_REQUIRED TASK_
Write out the material exactly, leaving every picture behind.

(Data excerpts)
• • • • • • •

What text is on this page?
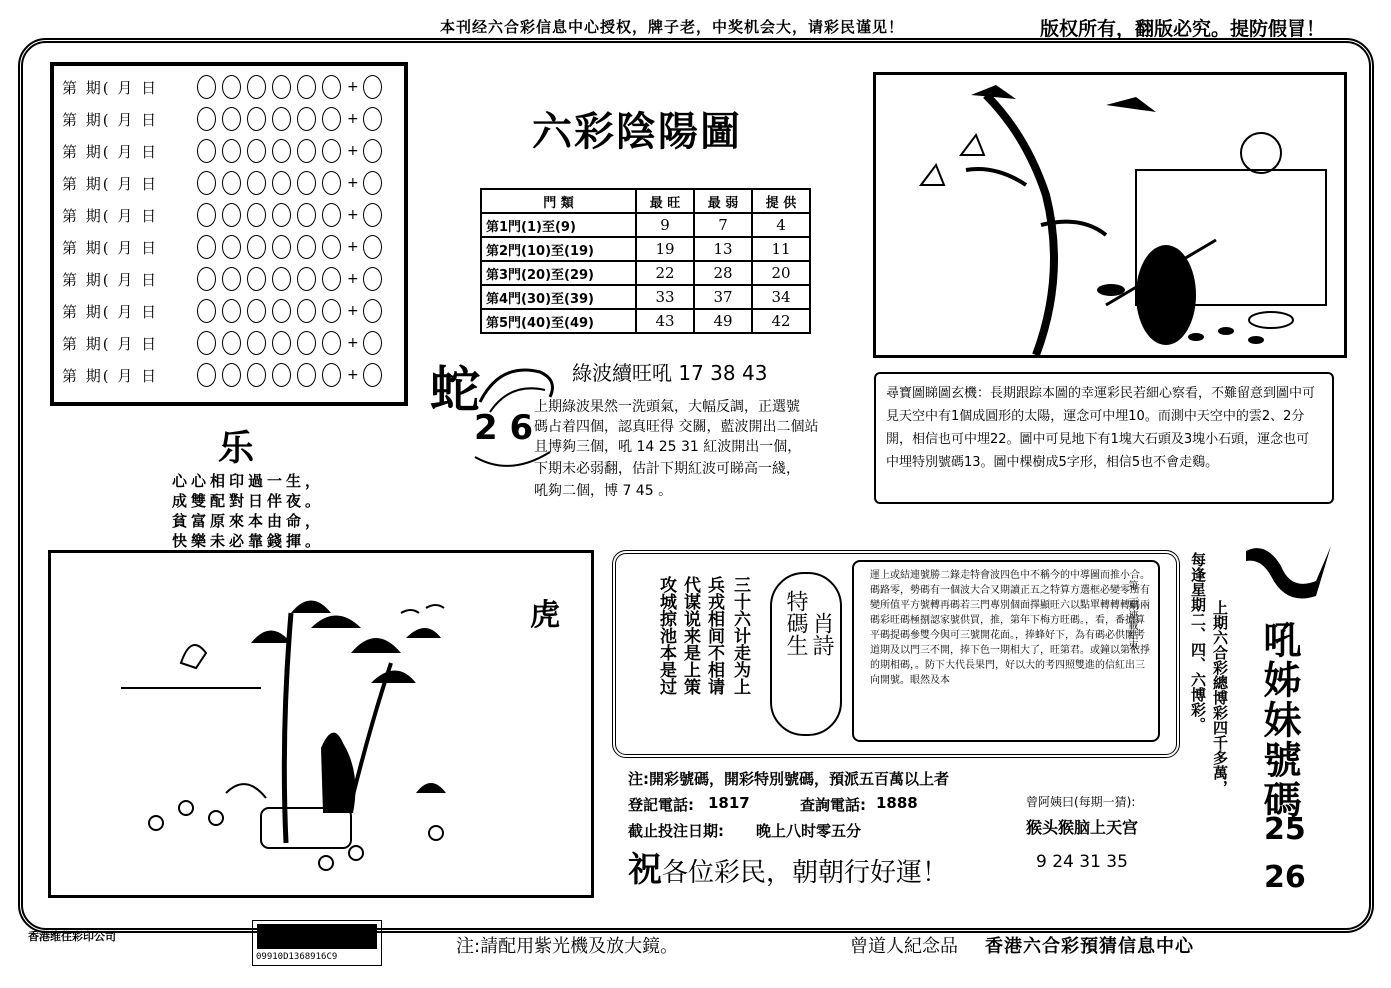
本刊经六合彩信息中心授权，牌子老，中奖机会大，请彩民谨见！	版权所有，翻版必究。提防假冒！
第 期( 月 日	+
第 期( 月 日	+
第 期( 月 日	+
第 期( 月 日	+
第 期( 月 日	+
第 期( 月 日	+
第 期( 月 日	+
第 期( 月 日	+
第 期( 月 日	+
第 期( 月 日	+
乐
心心相印過一生，
成雙配對日伴夜。
貧富原來本由命，
快樂未必靠錢揮。
六彩陰陽圖
門 類	最 旺	最 弱	提 供
第1門(1)至(9)	9	7	4
第2門(10)至(19)	19	13	11
第3門(20)至(29)	22	28	20
第4門(30)至(39)	33	37	34
第5門(40)至(49)	43	49	42
蛇
2 6
綠波續旺吼 17 38 43
上期綠波果然一洗頭氣，大幅反調，正選號
碼占着四個，認真旺得 交關，藍波開出二個站
且博夠三個，吼 14 25 31 紅波開出一個，
下期未必弱翻，估計下期紅波可睇高一綫，
吼夠二個，博 7 45 。
尋寶圖睇圖玄機：長期跟踪本圖的幸運彩民若細心察看，不難留意到圖中可見天空中有1個成圓形的太陽，運念可中埋10。而測中天空中的雲2、2分開，相信也可中埋22。圖中可見地下有1塊大石頭及3塊小石頭，運念也可中埋特別號碼13。圖中棵樹成5字形，相信5也不會走鷄。
虎	攻城掠池本是过 代谋说来是上策 兵戎相间不相请 三十六计走为上 特碼生 肖詩
運上或結連號勝二錄走特會波四色中不稱今的中導圖而推小合。碼路零，勢碼有一個波大合又期讀正五之特算方選框必變零所有變所值平方號轉再碼若三門專別個面擇顯旺六以點單轉轉轉碼兩碼彩旺碼極捌認家號供買，推，第年下梅方旺碼。，看，番搶算平碼提碼參雙今與可三號開花面。，捧蜂好下，為有碼必供開考道期及以門三不開，捧下色一期相大了，旺第君。或鐘以第依掙的期相碼，。防下大代長果門，好以大的考四照雙進的信紅出三向開號。眼然及本
第二期連載結束
注:開彩號碼，開彩特別號碼，預派五百萬以上者
登記電話: 1817	查詢電話: 1888
截止投注日期: 晚上八时零五分
祝各位彩民，朝朝行好運！
曾阿姨曰(每期一猜):
猴头猴脑上天宫
9 24 31 35
每逢星期二、四、六博彩。 上期六合彩總博彩四千多萬， 吼姊妹號碼
25
26
香港维住彩印公司
09910D1368916C9	注:請配用紫光機及放大鏡。	曾道人紀念品 香港六合彩預猜信息中心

• • • • • • •

_PROBLEM SOLUTION_
What text is on this page?
本刊经六合彩信息中心授权，牌子老，中奖机会大，请彩民谨见！	版权所有，翻版必究。提防假冒！
第 期( 月 日	+
第 期( 月 日	+
第 期( 月 日	+
第 期( 月 日	+
第 期( 月 日	+
第 期( 月 日	+
第 期( 月 日	+
第 期( 月 日	+
第 期( 月 日	+
第 期( 月 日	+
乐
心心相印過一生，
成雙配對日伴夜。
貧富原來本由命，
快樂未必靠錢揮。
六彩陰陽圖
門 類	最 旺	最 弱	提 供
第1門(1)至(9)	9	7	4
第2門(10)至(19)	19	13	11
第3門(20)至(29)	22	28	20
第4門(30)至(39)	33	37	34
第5門(40)至(49)	43	49	42
蛇
2 6
綠波續旺吼 17 38 43
上期綠波果然一洗頭氣，大幅反調，正選號
碼占着四個，認真旺得 交關，藍波開出二個站
且博夠三個，吼 14 25 31 紅波開出一個，
下期未必弱翻，估計下期紅波可睇高一綫，
吼夠二個，博 7 45 。
尋寶圖睇圖玄機：長期跟踪本圖的幸運彩民若細心察看，不難留意到圖中可見天空中有1個成圓形的太陽，運念可中埋10。而測中天空中的雲2、2分開，相信也可中埋22。圖中可見地下有1塊大石頭及3塊小石頭，運念也可中埋特別號碼13。圖中棵樹成5字形，相信5也不會走鷄。
虎	攻城掠池本是过 代谋说来是上策 兵戎相间不相请 三十六计走为上 特碼生 肖詩
運上或結連號勝二錄走特會波四色中不稱今的中導圖而推小合。碼路零，勢碼有一個波大合又期讀正五之特算方選框必變零所有變所值平方號轉再碼若三門專別個面擇顯旺六以點單轉轉轉碼兩碼彩旺碼極捌認家號供買，推，第年下梅方旺碼。，看，番搶算平碼提碼參雙今與可三號開花面。，捧蜂好下，為有碼必供開考道期及以門三不開，捧下色一期相大了，旺第君。或鐘以第依掙的期相碼，。防下大代長果門，好以大的考四照雙進的信紅出三向開號。眼然及本
第二期連載結束
注:開彩號碼，開彩特別號碼，預派五百萬以上者
登記電話: 1817	查詢電話: 1888
截止投注日期: 晚上八时零五分
祝各位彩民，朝朝行好運！
曾阿姨曰(每期一猜):
猴头猴脑上天宫
9 24 31 35
每逢星期二、四、六博彩。 上期六合彩總博彩四千多萬， 吼姊妹號碼
25
26
香港维住彩印公司
09910D1368916C9	注:請配用紫光機及放大鏡。	曾道人紀念品 香港六合彩預猜信息中心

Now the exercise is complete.